Directive: Repeat exactly each line of the data provided below.

— Start Records for the task —

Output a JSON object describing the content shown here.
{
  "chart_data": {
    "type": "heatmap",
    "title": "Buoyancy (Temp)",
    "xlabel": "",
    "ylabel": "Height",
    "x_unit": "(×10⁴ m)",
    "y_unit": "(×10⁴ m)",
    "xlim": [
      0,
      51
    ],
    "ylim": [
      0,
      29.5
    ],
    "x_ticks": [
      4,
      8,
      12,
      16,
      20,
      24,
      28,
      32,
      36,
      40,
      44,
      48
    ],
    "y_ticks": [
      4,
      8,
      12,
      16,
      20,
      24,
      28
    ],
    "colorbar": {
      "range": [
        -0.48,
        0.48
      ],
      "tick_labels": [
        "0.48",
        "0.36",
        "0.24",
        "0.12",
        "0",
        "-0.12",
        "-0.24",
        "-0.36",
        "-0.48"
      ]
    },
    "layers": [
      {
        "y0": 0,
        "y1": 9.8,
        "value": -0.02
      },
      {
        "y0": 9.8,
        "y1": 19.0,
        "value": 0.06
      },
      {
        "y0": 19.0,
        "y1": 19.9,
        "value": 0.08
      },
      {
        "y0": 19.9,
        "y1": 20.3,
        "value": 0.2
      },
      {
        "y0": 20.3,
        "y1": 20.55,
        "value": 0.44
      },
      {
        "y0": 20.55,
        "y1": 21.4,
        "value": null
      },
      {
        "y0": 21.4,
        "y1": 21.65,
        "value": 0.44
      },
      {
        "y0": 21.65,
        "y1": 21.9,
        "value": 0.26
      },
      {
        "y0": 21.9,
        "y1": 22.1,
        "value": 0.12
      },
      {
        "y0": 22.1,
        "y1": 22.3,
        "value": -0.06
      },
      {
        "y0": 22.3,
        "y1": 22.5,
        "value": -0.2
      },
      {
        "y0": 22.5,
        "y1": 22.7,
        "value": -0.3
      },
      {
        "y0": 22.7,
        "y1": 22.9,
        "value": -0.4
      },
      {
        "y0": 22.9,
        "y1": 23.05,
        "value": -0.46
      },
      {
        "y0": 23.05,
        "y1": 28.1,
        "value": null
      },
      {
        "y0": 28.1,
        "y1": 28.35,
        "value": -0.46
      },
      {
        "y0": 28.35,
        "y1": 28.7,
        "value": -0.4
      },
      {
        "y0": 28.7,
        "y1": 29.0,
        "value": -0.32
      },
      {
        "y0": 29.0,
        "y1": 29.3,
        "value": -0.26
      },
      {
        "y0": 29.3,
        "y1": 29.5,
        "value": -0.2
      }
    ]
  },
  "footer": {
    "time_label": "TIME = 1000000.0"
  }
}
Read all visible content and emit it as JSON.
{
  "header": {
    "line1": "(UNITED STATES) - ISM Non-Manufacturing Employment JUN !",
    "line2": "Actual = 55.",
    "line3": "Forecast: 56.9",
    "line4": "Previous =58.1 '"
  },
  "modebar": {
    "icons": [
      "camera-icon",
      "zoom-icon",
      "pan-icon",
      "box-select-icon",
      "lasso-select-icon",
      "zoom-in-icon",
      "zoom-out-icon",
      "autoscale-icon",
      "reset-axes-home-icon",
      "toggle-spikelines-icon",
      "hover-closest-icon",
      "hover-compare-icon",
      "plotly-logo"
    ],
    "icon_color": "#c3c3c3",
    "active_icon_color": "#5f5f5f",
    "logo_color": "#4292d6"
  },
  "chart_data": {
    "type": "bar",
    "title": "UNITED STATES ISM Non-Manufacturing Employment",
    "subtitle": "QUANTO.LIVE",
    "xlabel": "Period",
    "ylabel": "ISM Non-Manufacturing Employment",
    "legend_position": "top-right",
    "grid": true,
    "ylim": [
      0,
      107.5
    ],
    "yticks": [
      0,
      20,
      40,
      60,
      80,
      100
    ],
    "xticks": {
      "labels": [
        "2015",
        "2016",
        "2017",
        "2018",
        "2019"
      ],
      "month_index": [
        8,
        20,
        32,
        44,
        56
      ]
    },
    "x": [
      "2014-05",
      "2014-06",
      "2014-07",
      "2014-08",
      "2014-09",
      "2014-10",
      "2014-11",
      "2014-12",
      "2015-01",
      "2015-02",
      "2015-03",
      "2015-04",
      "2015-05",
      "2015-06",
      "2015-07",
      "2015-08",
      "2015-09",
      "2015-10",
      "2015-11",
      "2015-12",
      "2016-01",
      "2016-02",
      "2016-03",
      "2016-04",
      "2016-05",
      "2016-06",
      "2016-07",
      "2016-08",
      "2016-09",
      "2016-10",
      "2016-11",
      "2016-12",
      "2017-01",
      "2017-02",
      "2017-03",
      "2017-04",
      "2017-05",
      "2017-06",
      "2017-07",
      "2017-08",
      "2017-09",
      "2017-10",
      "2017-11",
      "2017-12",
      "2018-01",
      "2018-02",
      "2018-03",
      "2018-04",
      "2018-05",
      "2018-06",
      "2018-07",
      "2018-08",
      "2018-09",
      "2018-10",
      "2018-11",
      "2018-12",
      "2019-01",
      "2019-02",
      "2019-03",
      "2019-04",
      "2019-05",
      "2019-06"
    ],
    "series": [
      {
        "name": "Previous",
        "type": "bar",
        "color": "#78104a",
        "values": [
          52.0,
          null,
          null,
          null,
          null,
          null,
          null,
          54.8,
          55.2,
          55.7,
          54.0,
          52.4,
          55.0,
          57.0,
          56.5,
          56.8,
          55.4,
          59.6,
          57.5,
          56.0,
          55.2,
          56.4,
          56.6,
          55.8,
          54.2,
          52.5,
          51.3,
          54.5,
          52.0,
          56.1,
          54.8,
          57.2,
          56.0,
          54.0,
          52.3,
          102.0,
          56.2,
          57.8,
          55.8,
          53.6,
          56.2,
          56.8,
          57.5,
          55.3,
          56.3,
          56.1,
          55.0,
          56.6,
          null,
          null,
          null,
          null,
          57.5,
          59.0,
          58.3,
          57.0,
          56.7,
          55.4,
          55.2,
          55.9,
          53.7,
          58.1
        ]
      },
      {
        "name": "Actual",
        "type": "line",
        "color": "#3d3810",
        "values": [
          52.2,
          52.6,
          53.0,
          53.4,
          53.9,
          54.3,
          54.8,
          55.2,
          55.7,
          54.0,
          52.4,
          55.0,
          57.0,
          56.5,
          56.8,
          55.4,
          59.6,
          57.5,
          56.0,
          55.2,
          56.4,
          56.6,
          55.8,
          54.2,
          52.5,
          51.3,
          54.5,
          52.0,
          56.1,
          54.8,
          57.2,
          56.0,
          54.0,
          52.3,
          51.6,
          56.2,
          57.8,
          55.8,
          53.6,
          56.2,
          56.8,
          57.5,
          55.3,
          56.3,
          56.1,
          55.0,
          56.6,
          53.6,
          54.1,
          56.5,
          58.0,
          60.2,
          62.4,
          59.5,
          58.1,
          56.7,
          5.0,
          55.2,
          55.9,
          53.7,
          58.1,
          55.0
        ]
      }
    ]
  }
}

— End Records for the task —

Answer to the problem:
Output a JSON object describing the content shown here.
{
  "chart_data": {
    "type": "heatmap",
    "title": "Buoyancy (Temp)",
    "xlabel": "",
    "ylabel": "Height",
    "x_unit": "(×10⁴ m)",
    "y_unit": "(×10⁴ m)",
    "xlim": [
      0,
      51
    ],
    "ylim": [
      0,
      29.5
    ],
    "x_ticks": [
      4,
      8,
      12,
      16,
      20,
      24,
      28,
      32,
      36,
      40,
      44,
      48
    ],
    "y_ticks": [
      4,
      8,
      12,
      16,
      20,
      24,
      28
    ],
    "colorbar": {
      "range": [
        -0.48,
        0.48
      ],
      "tick_labels": [
        "0.48",
        "0.36",
        "0.24",
        "0.12",
        "0",
        "-0.12",
        "-0.24",
        "-0.36",
        "-0.48"
      ]
    },
    "layers": [
      {
        "y0": 0,
        "y1": 9.8,
        "value": -0.02
      },
      {
        "y0": 9.8,
        "y1": 19.0,
        "value": 0.06
      },
      {
        "y0": 19.0,
        "y1": 19.9,
        "value": 0.08
      },
      {
        "y0": 19.9,
        "y1": 20.3,
        "value": 0.2
      },
      {
        "y0": 20.3,
        "y1": 20.55,
        "value": 0.44
      },
      {
        "y0": 20.55,
        "y1": 21.4,
        "value": null
      },
      {
        "y0": 21.4,
        "y1": 21.65,
        "value": 0.44
      },
      {
        "y0": 21.65,
        "y1": 21.9,
        "value": 0.26
      },
      {
        "y0": 21.9,
        "y1": 22.1,
        "value": 0.12
      },
      {
        "y0": 22.1,
        "y1": 22.3,
        "value": -0.06
      },
      {
        "y0": 22.3,
        "y1": 22.5,
        "value": -0.2
      },
      {
        "y0": 22.5,
        "y1": 22.7,
        "value": -0.3
      },
      {
        "y0": 22.7,
        "y1": 22.9,
        "value": -0.4
      },
      {
        "y0": 22.9,
        "y1": 23.05,
        "value": -0.46
      },
      {
        "y0": 23.05,
        "y1": 28.1,
        "value": null
      },
      {
        "y0": 28.1,
        "y1": 28.35,
        "value": -0.46
      },
      {
        "y0": 28.35,
        "y1": 28.7,
        "value": -0.4
      },
      {
        "y0": 28.7,
        "y1": 29.0,
        "value": -0.32
      },
      {
        "y0": 29.0,
        "y1": 29.3,
        "value": -0.26
      },
      {
        "y0": 29.3,
        "y1": 29.5,
        "value": -0.2
      }
    ]
  },
  "footer": {
    "time_label": "TIME = 1000000.0"
  }
}
Read all visible content and emit it as JSON.
{
  "header": {
    "line1": "(UNITED STATES) - ISM Non-Manufacturing Employment JUN !",
    "line2": "Actual = 55.",
    "line3": "Forecast: 56.9",
    "line4": "Previous =58.1 '"
  },
  "modebar": {
    "icons": [
      "camera-icon",
      "zoom-icon",
      "pan-icon",
      "box-select-icon",
      "lasso-select-icon",
      "zoom-in-icon",
      "zoom-out-icon",
      "autoscale-icon",
      "reset-axes-home-icon",
      "toggle-spikelines-icon",
      "hover-closest-icon",
      "hover-compare-icon",
      "plotly-logo"
    ],
    "icon_color": "#c3c3c3",
    "active_icon_color": "#5f5f5f",
    "logo_color": "#4292d6"
  },
  "chart_data": {
    "type": "bar",
    "title": "UNITED STATES ISM Non-Manufacturing Employment",
    "subtitle": "QUANTO.LIVE",
    "xlabel": "Period",
    "ylabel": "ISM Non-Manufacturing Employment",
    "legend_position": "top-right",
    "grid": true,
    "ylim": [
      0,
      107.5
    ],
    "yticks": [
      0,
      20,
      40,
      60,
      80,
      100
    ],
    "xticks": {
      "labels": [
        "2015",
        "2016",
        "2017",
        "2018",
        "2019"
      ],
      "month_index": [
        8,
        20,
        32,
        44,
        56
      ]
    },
    "x": [
      "2014-05",
      "2014-06",
      "2014-07",
      "2014-08",
      "2014-09",
      "2014-10",
      "2014-11",
      "2014-12",
      "2015-01",
      "2015-02",
      "2015-03",
      "2015-04",
      "2015-05",
      "2015-06",
      "2015-07",
      "2015-08",
      "2015-09",
      "2015-10",
      "2015-11",
      "2015-12",
      "2016-01",
      "2016-02",
      "2016-03",
      "2016-04",
      "2016-05",
      "2016-06",
      "2016-07",
      "2016-08",
      "2016-09",
      "2016-10",
      "2016-11",
      "2016-12",
      "2017-01",
      "2017-02",
      "2017-03",
      "2017-04",
      "2017-05",
      "2017-06",
      "2017-07",
      "2017-08",
      "2017-09",
      "2017-10",
      "2017-11",
      "2017-12",
      "2018-01",
      "2018-02",
      "2018-03",
      "2018-04",
      "2018-05",
      "2018-06",
      "2018-07",
      "2018-08",
      "2018-09",
      "2018-10",
      "2018-11",
      "2018-12",
      "2019-01",
      "2019-02",
      "2019-03",
      "2019-04",
      "2019-05",
      "2019-06"
    ],
    "series": [
      {
        "name": "Previous",
        "type": "bar",
        "color": "#78104a",
        "values": [
          52.0,
          null,
          null,
          null,
          null,
          null,
          null,
          54.8,
          55.2,
          55.7,
          54.0,
          52.4,
          55.0,
          57.0,
          56.5,
          56.8,
          55.4,
          59.6,
          57.5,
          56.0,
          55.2,
          56.4,
          56.6,
          55.8,
          54.2,
          52.5,
          51.3,
          54.5,
          52.0,
          56.1,
          54.8,
          57.2,
          56.0,
          54.0,
          52.3,
          102.0,
          56.2,
          57.8,
          55.8,
          53.6,
          56.2,
          56.8,
          57.5,
          55.3,
          56.3,
          56.1,
          55.0,
          56.6,
          null,
          null,
          null,
          null,
          57.5,
          59.0,
          58.3,
          57.0,
          56.7,
          55.4,
          55.2,
          55.9,
          53.7,
          58.1
        ]
      },
      {
        "name": "Actual",
        "type": "line",
        "color": "#3d3810",
        "values": [
          52.2,
          52.6,
          53.0,
          53.4,
          53.9,
          54.3,
          54.8,
          55.2,
          55.7,
          54.0,
          52.4,
          55.0,
          57.0,
          56.5,
          56.8,
          55.4,
          59.6,
          57.5,
          56.0,
          55.2,
          56.4,
          56.6,
          55.8,
          54.2,
          52.5,
          51.3,
          54.5,
          52.0,
          56.1,
          54.8,
          57.2,
          56.0,
          54.0,
          52.3,
          51.6,
          56.2,
          57.8,
          55.8,
          53.6,
          56.2,
          56.8,
          57.5,
          55.3,
          56.3,
          56.1,
          55.0,
          56.6,
          53.6,
          54.1,
          56.5,
          58.0,
          60.2,
          62.4,
          59.5,
          58.1,
          56.7,
          5.0,
          55.2,
          55.9,
          53.7,
          58.1,
          55.0
        ]
      }
    ]
  }
}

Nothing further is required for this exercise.